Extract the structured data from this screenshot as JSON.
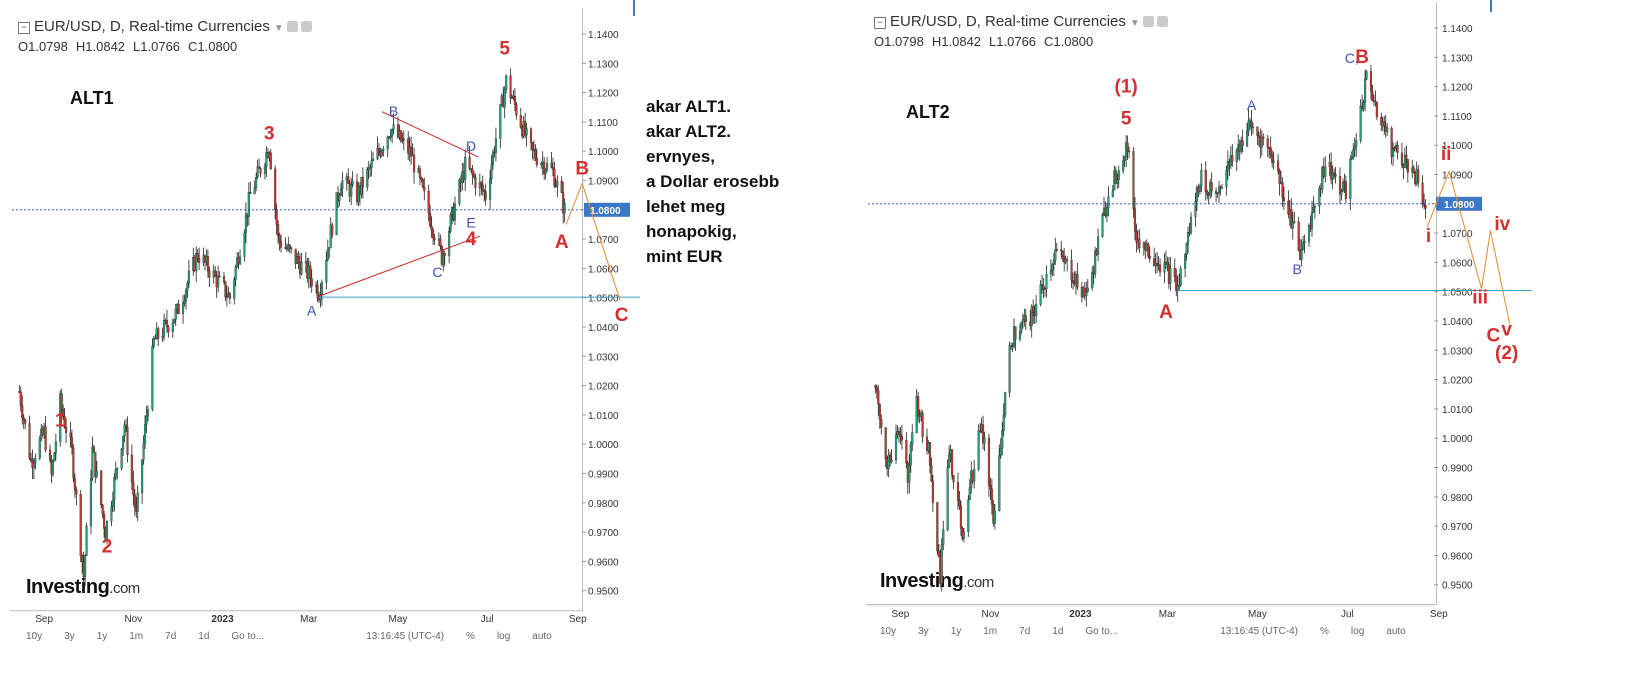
{
  "comment_lines": [
    "akar ALT1.",
    "akar ALT2.",
    "ervnyes,",
    "a Dollar erosebb",
    "lehet meg",
    "honapokig,",
    "mint EUR"
  ],
  "colors": {
    "up": "#26a07b",
    "down": "#c0392b",
    "wave_red": "#d32f2f",
    "wave_blue": "#3f51b5",
    "trend": "#c62828",
    "projection": "#e08a2e",
    "support": "#3aa0c8",
    "price_line": "#2244aa",
    "price_badge": "#3c78c8"
  },
  "chart_data": [
    {
      "type": "candlestick",
      "header": {
        "title": "EUR/USD, D, Real-time Currencies",
        "open": "O1.0798",
        "high": "H1.0842",
        "low": "L1.0766",
        "close": "C1.0800"
      },
      "label": "ALT1",
      "ylim": [
        0.943,
        1.1445
      ],
      "y_ticks": [
        "1.1400",
        "1.1300",
        "1.1200",
        "1.1100",
        "1.1000",
        "1.0900",
        "1.0800",
        "1.0700",
        "1.0600",
        "1.0500",
        "1.0400",
        "1.0300",
        "1.0200",
        "1.0100",
        "1.0000",
        "0.9900",
        "0.9800",
        "0.9700",
        "0.9600",
        "0.9500"
      ],
      "x_ticks": [
        "Sep",
        "Nov",
        "2023",
        "Mar",
        "May",
        "Jul",
        "Sep"
      ],
      "last_price": "1.0800",
      "price_path": [
        [
          "2022-08-15",
          1.018
        ],
        [
          "2022-08-23",
          0.994
        ],
        [
          "2022-09-01",
          1.004
        ],
        [
          "2022-09-06",
          0.989
        ],
        [
          "2022-09-12",
          1.014
        ],
        [
          "2022-09-20",
          0.997
        ],
        [
          "2022-09-28",
          0.955
        ],
        [
          "2022-10-04",
          0.998
        ],
        [
          "2022-10-13",
          0.97
        ],
        [
          "2022-10-26",
          1.007
        ],
        [
          "2022-11-03",
          0.975
        ],
        [
          "2022-11-15",
          1.035
        ],
        [
          "2022-12-01",
          1.045
        ],
        [
          "2022-12-15",
          1.065
        ],
        [
          "2023-01-06",
          1.05
        ],
        [
          "2023-01-20",
          1.085
        ],
        [
          "2023-02-02",
          1.102
        ],
        [
          "2023-02-08",
          1.07
        ],
        [
          "2023-03-01",
          1.058
        ],
        [
          "2023-03-08",
          1.052
        ],
        [
          "2023-03-23",
          1.09
        ],
        [
          "2023-04-03",
          1.085
        ],
        [
          "2023-04-26",
          1.108
        ],
        [
          "2023-05-10",
          1.099
        ],
        [
          "2023-05-31",
          1.064
        ],
        [
          "2023-06-16",
          1.095
        ],
        [
          "2023-06-30",
          1.085
        ],
        [
          "2023-07-14",
          1.124
        ],
        [
          "2023-07-31",
          1.1
        ],
        [
          "2023-08-15",
          1.093
        ],
        [
          "2023-08-23",
          1.08
        ]
      ],
      "waves": [
        {
          "text": "1",
          "x": "2022-09-12",
          "y": 1.006,
          "color": "red"
        },
        {
          "text": "2",
          "x": "2022-10-14",
          "y": 0.963,
          "color": "red"
        },
        {
          "text": "3",
          "x": "2023-02-02",
          "y": 1.104,
          "color": "red"
        },
        {
          "text": "4",
          "x": "2023-06-20",
          "y": 1.068,
          "color": "red"
        },
        {
          "text": "5",
          "x": "2023-07-13",
          "y": 1.133,
          "color": "red"
        },
        {
          "text": "A",
          "x": "2023-03-03",
          "y": 1.044,
          "color": "blue"
        },
        {
          "text": "B",
          "x": "2023-04-28",
          "y": 1.112,
          "color": "blue"
        },
        {
          "text": "C",
          "x": "2023-05-28",
          "y": 1.057,
          "color": "blue"
        },
        {
          "text": "D",
          "x": "2023-06-20",
          "y": 1.1,
          "color": "blue"
        },
        {
          "text": "E",
          "x": "2023-06-20",
          "y": 1.074,
          "color": "blue"
        },
        {
          "text": "A",
          "x": "2023-08-21",
          "y": 1.067,
          "color": "red"
        },
        {
          "text": "B",
          "x": "2023-09-04",
          "y": 1.092,
          "color": "red"
        },
        {
          "text": "C",
          "x": "2023-10-01",
          "y": 1.042,
          "color": "red"
        }
      ],
      "projection": [
        [
          "2023-08-24",
          1.075
        ],
        [
          "2023-09-04",
          1.089
        ],
        [
          "2023-09-30",
          1.049
        ]
      ]
    },
    {
      "type": "candlestick",
      "header": {
        "title": "EUR/USD, D, Real-time Currencies",
        "open": "O1.0798",
        "high": "H1.0842",
        "low": "L1.0766",
        "close": "C1.0800"
      },
      "label": "ALT2",
      "ylim": [
        0.9445,
        1.1445
      ],
      "y_ticks": [
        "1.1400",
        "1.1300",
        "1.1200",
        "1.1100",
        "1.1000",
        "1.0900",
        "1.0800",
        "1.0700",
        "1.0600",
        "1.0500",
        "1.0400",
        "1.0300",
        "1.0200",
        "1.0100",
        "1.0000",
        "0.9900",
        "0.9800",
        "0.9700",
        "0.9600",
        "0.9500"
      ],
      "x_ticks": [
        "Sep",
        "Nov",
        "2023",
        "Mar",
        "May",
        "Jul",
        "Sep"
      ],
      "last_price": "1.0800",
      "waves": [
        {
          "text": "(1)",
          "x": "2023-02-01",
          "y": 1.118,
          "color": "red"
        },
        {
          "text": "5",
          "x": "2023-02-01",
          "y": 1.107,
          "color": "red"
        },
        {
          "text": "A",
          "x": "2023-02-28",
          "y": 1.041,
          "color": "red"
        },
        {
          "text": "A",
          "x": "2023-04-27",
          "y": 1.112,
          "color": "blue"
        },
        {
          "text": "B",
          "x": "2023-05-28",
          "y": 1.056,
          "color": "blue"
        },
        {
          "text": "C,",
          "x": "2023-07-04",
          "y": 1.128,
          "color": "blue"
        },
        {
          "text": "B",
          "x": "2023-07-11",
          "y": 1.128,
          "color": "red"
        },
        {
          "text": "i",
          "x": "2023-08-25",
          "y": 1.067,
          "color": "red"
        },
        {
          "text": "ii",
          "x": "2023-09-06",
          "y": 1.095,
          "color": "red"
        },
        {
          "text": "iii",
          "x": "2023-09-29",
          "y": 1.046,
          "color": "red"
        },
        {
          "text": "iv",
          "x": "2023-10-14",
          "y": 1.071,
          "color": "red"
        },
        {
          "text": "C",
          "x": "2023-10-08",
          "y": 1.033,
          "color": "red"
        },
        {
          "text": "v",
          "x": "2023-10-17",
          "y": 1.035,
          "color": "red"
        },
        {
          "text": "(2)",
          "x": "2023-10-17",
          "y": 1.027,
          "color": "red"
        }
      ],
      "projection": [
        [
          "2023-08-24",
          1.072
        ],
        [
          "2023-09-08",
          1.091
        ],
        [
          "2023-09-30",
          1.051
        ],
        [
          "2023-10-06",
          1.071
        ],
        [
          "2023-10-19",
          1.039
        ]
      ]
    }
  ],
  "toolbar": [
    "10y",
    "3y",
    "1y",
    "1m",
    "7d",
    "1d",
    "Go to...",
    "13:16:45 (UTC-4)",
    "%",
    "log",
    "auto"
  ],
  "logo": {
    "name": "Investing",
    "suffix": ".com"
  }
}
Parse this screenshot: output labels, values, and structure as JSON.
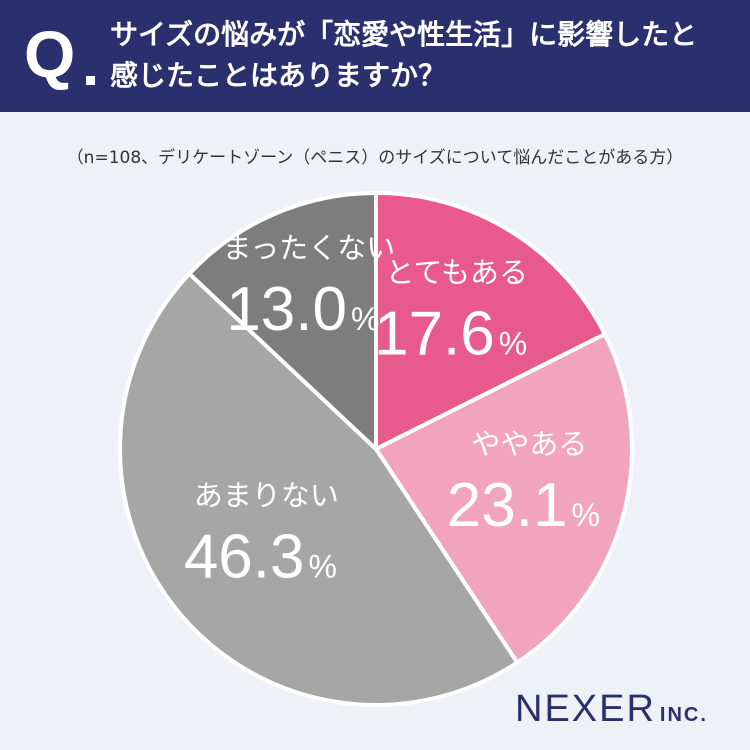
{
  "header": {
    "q_mark": "Q",
    "question_line1": "サイズの悩みが「恋愛や性生活」に影響したと",
    "question_line2": "感じたことはありますか？"
  },
  "subtitle": "（n=108、デリケートゾーン（ペニス）のサイズについて悩んだことがある方）",
  "brand": {
    "name": "NEXER",
    "suffix": "INC."
  },
  "colors": {
    "header_bg": "#2a2f6e",
    "background": "#eef2f6"
  },
  "chart_data": {
    "type": "pie",
    "start_angle_deg": 0,
    "direction": "clockwise",
    "percent_sign": "%",
    "slices": [
      {
        "label": "とてもある",
        "value": 17.6,
        "value_text": "17.6",
        "color": "#e85a8c",
        "text_color": "#ffffff"
      },
      {
        "label": "ややある",
        "value": 23.1,
        "value_text": "23.1",
        "color": "#f2a3bd",
        "text_color": "#ffffff"
      },
      {
        "label": "あまりない",
        "value": 46.3,
        "value_text": "46.3",
        "color": "#a6a6a6",
        "text_color": "#ffffff"
      },
      {
        "label": "まったくない",
        "value": 13.0,
        "value_text": "13.0",
        "color": "#7d7d7d",
        "text_color": "#ffffff"
      }
    ]
  }
}
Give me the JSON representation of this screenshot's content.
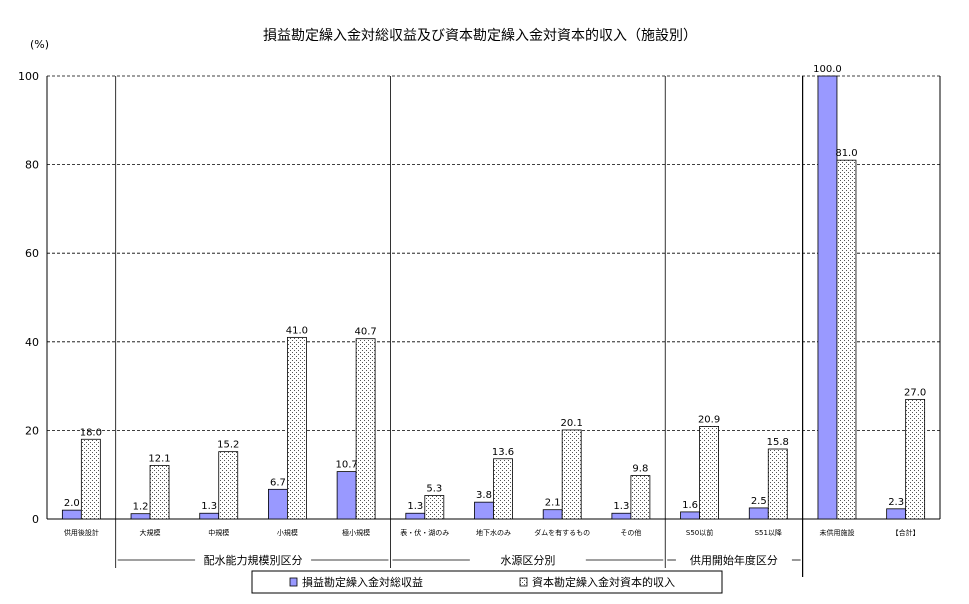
{
  "chart_data": {
    "type": "bar",
    "title": "損益勘定繰入金対総収益及び資本勘定繰入金対資本的収入（施設別）",
    "ylabel": "(%)",
    "ylim": [
      0,
      100
    ],
    "yticks": [
      0,
      20,
      40,
      60,
      80,
      100
    ],
    "grid": true,
    "legend_position": "bottom",
    "categories": [
      "供用後設計",
      "大規模",
      "中規模",
      "小規模",
      "極小規模",
      "表・伏・湖のみ",
      "地下水のみ",
      "ダムを有するもの",
      "その他",
      "S50以前",
      "S51以降",
      "未供用施設",
      "【合計】"
    ],
    "groups": [
      {
        "label": "配水能力規模別区分"
      },
      {
        "label": "水源区分別"
      },
      {
        "label": "供用開始年度区分"
      }
    ],
    "series": [
      {
        "name": "損益勘定繰入金対総収益",
        "color": "#9999ff",
        "values": [
          2.0,
          1.2,
          1.3,
          6.7,
          10.7,
          1.3,
          3.8,
          2.1,
          1.3,
          1.6,
          2.5,
          100.0,
          2.3
        ]
      },
      {
        "name": "資本勘定繰入金対資本的収入",
        "color": "#d8d8d8",
        "values": [
          18.0,
          12.1,
          15.2,
          41.0,
          40.7,
          5.3,
          13.6,
          20.1,
          9.8,
          20.9,
          15.8,
          81.0,
          27.0
        ]
      }
    ],
    "value_labels": [
      [
        "2.0",
        "1.2",
        "1.3",
        "6.7",
        "10.7",
        "1.3",
        "3.8",
        "2.1",
        "1.3",
        "1.6",
        "2.5",
        "100.0",
        "2.3"
      ],
      [
        "18.0",
        "12.1",
        "15.2",
        "41.0",
        "40.7",
        "5.3",
        "13.6",
        "20.1",
        "9.8",
        "20.9",
        "15.8",
        "81.0",
        "27.0"
      ]
    ]
  }
}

**Prompt:** Using the listing, copy every line where the word "type" shows up.

**Answer to the exercise:**
      "type": "candlestick",
      "type": "candlestick",
    "type": "pie",
    "type": "bar",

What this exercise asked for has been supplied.